# START OF Exercise material
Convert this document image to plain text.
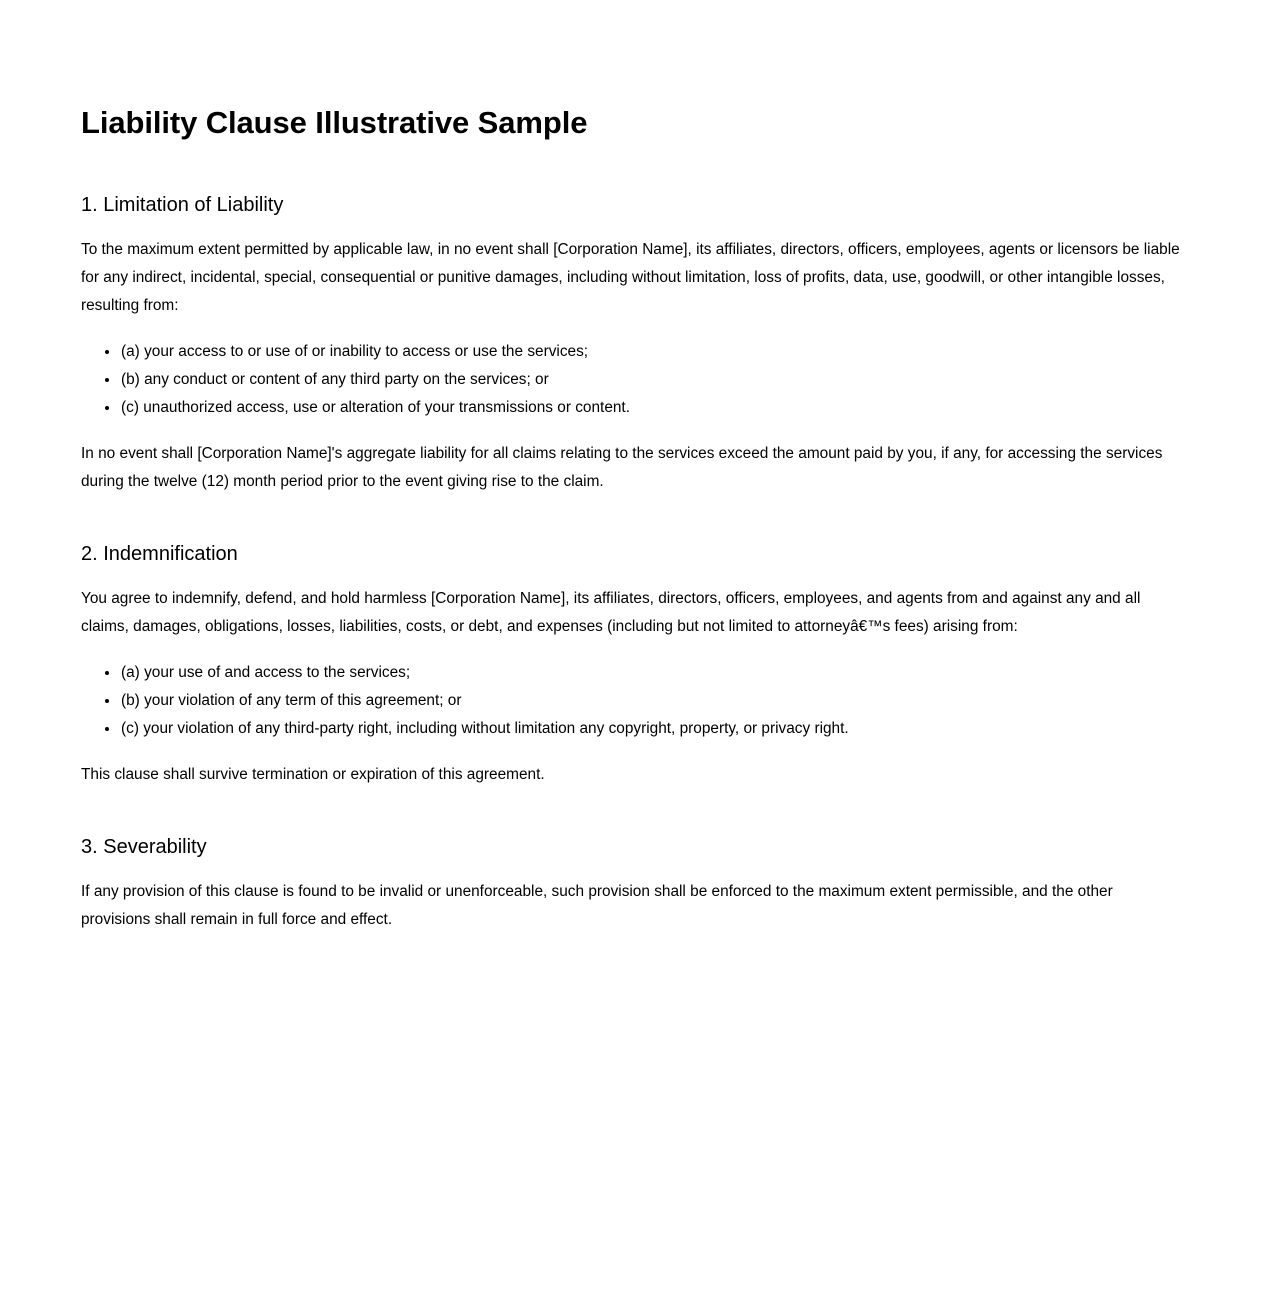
Liability Clause Illustrative Sample
1. Limitation of Liability

To the maximum extent permitted by applicable law, in no event shall [Corporation Name], its affiliates, directors, officers, employees, agents or licensors be liable for any indirect, incidental, special, consequential or punitive damages, including without limitation, loss of profits, data, use, goodwill, or other intangible losses, resulting from:

(a) your access to or use of or inability to access or use the services;
(b) any conduct or content of any third party on the services; or
(c) unauthorized access, use or alteration of your transmissions or content.

In no event shall [Corporation Name]'s aggregate liability for all claims relating to the services exceed the amount paid by you, if any, for accessing the services during the twelve (12) month period prior to the event giving rise to the claim.

2. Indemnification

You agree to indemnify, defend, and hold harmless [Corporation Name], its affiliates, directors, officers, employees, and agents from and against any and all claims, damages, obligations, losses, liabilities, costs, or debt, and expenses (including but not limited to attorneyâ€™s fees) arising from:

(a) your use of and access to the services;
(b) your violation of any term of this agreement; or
(c) your violation of any third-party right, including without limitation any copyright, property, or privacy right.

This clause shall survive termination or expiration of this agreement.

3. Severability

If any provision of this clause is found to be invalid or unenforceable, such provision shall be enforced to the maximum extent permissible, and the other provisions shall remain in full force and effect.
# END OF Exercise material
Written exercise: Copy out all of the material exactly as written, without its pictures.

Response to this task:
Convert this document image to plain text.
Liability Clause Illustrative Sample
1. Limitation of Liability

To the maximum extent permitted by applicable law, in no event shall [Corporation Name], its affiliates, directors, officers, employees, agents or licensors be liable for any indirect, incidental, special, consequential or punitive damages, including without limitation, loss of profits, data, use, goodwill, or other intangible losses, resulting from:

(a) your access to or use of or inability to access or use the services;
(b) any conduct or content of any third party on the services; or
(c) unauthorized access, use or alteration of your transmissions or content.

In no event shall [Corporation Name]'s aggregate liability for all claims relating to the services exceed the amount paid by you, if any, for accessing the services during the twelve (12) month period prior to the event giving rise to the claim.

2. Indemnification

You agree to indemnify, defend, and hold harmless [Corporation Name], its affiliates, directors, officers, employees, and agents from and against any and all claims, damages, obligations, losses, liabilities, costs, or debt, and expenses (including but not limited to attorneyâ€™s fees) arising from:

(a) your use of and access to the services;
(b) your violation of any term of this agreement; or
(c) your violation of any third-party right, including without limitation any copyright, property, or privacy right.

This clause shall survive termination or expiration of this agreement.

3. Severability

If any provision of this clause is found to be invalid or unenforceable, such provision shall be enforced to the maximum extent permissible, and the other provisions shall remain in full force and effect.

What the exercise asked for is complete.